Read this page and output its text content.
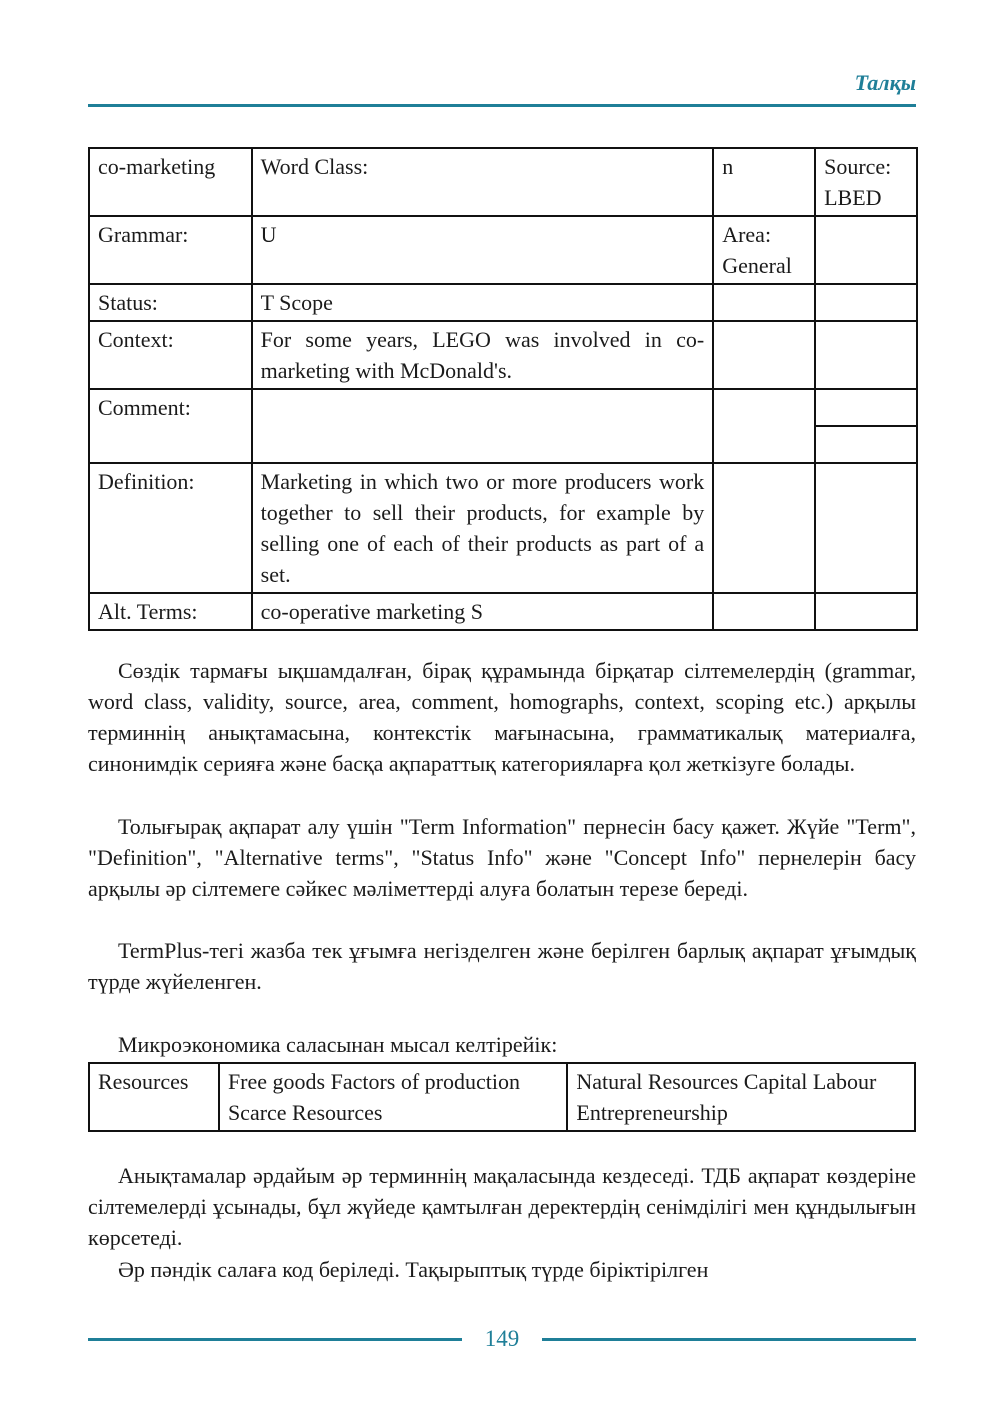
Талқы
co-marketing	Word Class:	n	Source: LBED
Grammar:	U	Area: General	
Status:	T Scope		
Context:	For some years, LEGO was involved in co-marketing with McDonald's.		
Comment:			

Definition:	Marketing in which two or more producers work together to sell their products, for example by selling one of each of their products as part of a set.		
Alt. Terms:	co-operative marketing S		

Сөздік тармағы ықшамдалған, бірақ құрамында бірқатар сілтемелердің (grammar, word class, validity, source, area, comment, homographs, context, scoping etc.) арқылы терминнің анықтамасына, контекстік мағынасына, грамматикалық материалға, синонимдік серияға және басқа ақпараттық категорияларға қол жеткізуге болады.

Толығырақ ақпарат алу үшін "Term Information" пернесін басу қажет. Жүйе "Term", "Definition", "Alternative terms", "Status Info" және "Concept Info" пернелерін басу арқылы әр сілтемеге сәйкес мәліметтерді алуға болатын терезе береді.

TermPlus-тегі жазба тек ұғымға негізделген және берілген барлық ақпарат ұғымдық түрде жүйеленген.

Микроэкономика саласынан мысал келтірейік:

Resources	Free goods Factors of production Scarce Resources	Natural Resources Capital Labour Entrepreneurship

Анықтамалар әрдайым әр терминнің мақаласында кездеседі. ТДБ ақпарат көздеріне сілтемелерді ұсынады, бұл жүйеде қамтылған деректердің сенімділігі мен құндылығын көрсетеді.

Әр пәндік салаға код беріледі. Тақырыптық түрде біріктірілген

149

(REQUIRED TASK)
Every record must be copied exactly, with images dropped from the result.

(EXPECTED OUTPUT)
Read this page and output its text content.
Талқы
co-marketing	Word Class:	n	Source: LBED
Grammar:	U	Area: General	
Status:	T Scope		
Context:	For some years, LEGO was involved in co-marketing with McDonald's.		
Comment:			

Definition:	Marketing in which two or more producers work together to sell their products, for example by selling one of each of their products as part of a set.		
Alt. Terms:	co-operative marketing S		

Сөздік тармағы ықшамдалған, бірақ құрамында бірқатар сілтемелердің (grammar, word class, validity, source, area, comment, homographs, context, scoping etc.) арқылы терминнің анықтамасына, контекстік мағынасына, грамматикалық материалға, синонимдік серияға және басқа ақпараттық категорияларға қол жеткізуге болады.

Толығырақ ақпарат алу үшін "Term Information" пернесін басу қажет. Жүйе "Term", "Definition", "Alternative terms", "Status Info" және "Concept Info" пернелерін басу арқылы әр сілтемеге сәйкес мәліметтерді алуға болатын терезе береді.

TermPlus-тегі жазба тек ұғымға негізделген және берілген барлық ақпарат ұғымдық түрде жүйеленген.

Микроэкономика саласынан мысал келтірейік:

Resources	Free goods Factors of production Scarce Resources	Natural Resources Capital Labour Entrepreneurship

Анықтамалар әрдайым әр терминнің мақаласында кездеседі. ТДБ ақпарат көздеріне сілтемелерді ұсынады, бұл жүйеде қамтылған деректердің сенімділігі мен құндылығын көрсетеді.

Әр пәндік салаға код беріледі. Тақырыптық түрде біріктірілген

149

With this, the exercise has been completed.